WHAT THE EXERCISE ASKS
Keep only the lines of the listing that include the word "calendar", and copy them.

## START DATASET ROWS

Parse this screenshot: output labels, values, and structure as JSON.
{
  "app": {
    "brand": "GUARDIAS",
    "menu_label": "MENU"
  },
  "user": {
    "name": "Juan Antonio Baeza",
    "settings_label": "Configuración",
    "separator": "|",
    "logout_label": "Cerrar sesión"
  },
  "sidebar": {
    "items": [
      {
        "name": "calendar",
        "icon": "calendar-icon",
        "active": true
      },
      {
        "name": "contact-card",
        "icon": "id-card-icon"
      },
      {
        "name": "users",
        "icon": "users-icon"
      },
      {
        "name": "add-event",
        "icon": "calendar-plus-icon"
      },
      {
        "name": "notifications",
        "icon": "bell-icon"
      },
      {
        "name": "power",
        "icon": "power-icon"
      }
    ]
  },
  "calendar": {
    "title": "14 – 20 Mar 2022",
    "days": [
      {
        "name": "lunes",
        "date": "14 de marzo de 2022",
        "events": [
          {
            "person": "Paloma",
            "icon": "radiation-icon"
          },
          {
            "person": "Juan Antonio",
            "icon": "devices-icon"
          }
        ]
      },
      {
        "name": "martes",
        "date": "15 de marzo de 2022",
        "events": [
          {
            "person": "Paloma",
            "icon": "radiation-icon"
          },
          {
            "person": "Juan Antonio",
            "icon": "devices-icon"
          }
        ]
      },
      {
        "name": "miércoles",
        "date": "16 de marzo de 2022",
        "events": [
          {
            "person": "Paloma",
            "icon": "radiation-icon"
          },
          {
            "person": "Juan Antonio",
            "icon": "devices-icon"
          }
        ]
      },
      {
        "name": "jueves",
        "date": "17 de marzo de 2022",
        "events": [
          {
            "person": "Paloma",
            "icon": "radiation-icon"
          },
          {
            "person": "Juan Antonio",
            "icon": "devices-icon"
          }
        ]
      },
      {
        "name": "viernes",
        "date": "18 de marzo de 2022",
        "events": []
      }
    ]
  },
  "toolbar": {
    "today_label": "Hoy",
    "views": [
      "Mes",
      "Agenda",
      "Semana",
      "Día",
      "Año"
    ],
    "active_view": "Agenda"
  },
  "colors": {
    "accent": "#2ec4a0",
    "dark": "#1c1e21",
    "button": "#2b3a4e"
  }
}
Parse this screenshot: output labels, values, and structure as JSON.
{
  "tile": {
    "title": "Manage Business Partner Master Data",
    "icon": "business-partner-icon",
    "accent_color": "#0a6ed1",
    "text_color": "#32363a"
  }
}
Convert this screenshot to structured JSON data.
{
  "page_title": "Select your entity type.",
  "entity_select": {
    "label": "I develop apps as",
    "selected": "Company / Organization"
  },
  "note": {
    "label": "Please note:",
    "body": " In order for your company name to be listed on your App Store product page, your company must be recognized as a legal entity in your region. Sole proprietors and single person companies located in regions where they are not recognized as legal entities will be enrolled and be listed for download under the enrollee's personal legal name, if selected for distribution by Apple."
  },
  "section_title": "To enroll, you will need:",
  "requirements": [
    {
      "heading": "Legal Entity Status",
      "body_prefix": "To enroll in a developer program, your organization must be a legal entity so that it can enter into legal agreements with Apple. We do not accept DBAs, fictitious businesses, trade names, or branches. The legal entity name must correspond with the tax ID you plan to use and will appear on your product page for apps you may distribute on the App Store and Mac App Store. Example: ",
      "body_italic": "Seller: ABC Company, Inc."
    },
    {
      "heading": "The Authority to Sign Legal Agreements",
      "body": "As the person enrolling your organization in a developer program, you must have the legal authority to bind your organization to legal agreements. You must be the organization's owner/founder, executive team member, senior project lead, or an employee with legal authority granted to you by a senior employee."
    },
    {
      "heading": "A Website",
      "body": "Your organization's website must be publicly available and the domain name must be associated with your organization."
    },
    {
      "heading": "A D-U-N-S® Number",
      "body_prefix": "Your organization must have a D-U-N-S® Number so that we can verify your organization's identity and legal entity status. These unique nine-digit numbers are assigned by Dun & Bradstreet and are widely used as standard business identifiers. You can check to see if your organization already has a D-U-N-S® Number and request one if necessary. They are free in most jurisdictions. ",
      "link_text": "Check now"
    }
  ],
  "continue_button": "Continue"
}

## END DATASET ROWS

REPLY
        "name": "calendar",
        "icon": "calendar-icon",
        "icon": "calendar-plus-icon"
  "calendar": {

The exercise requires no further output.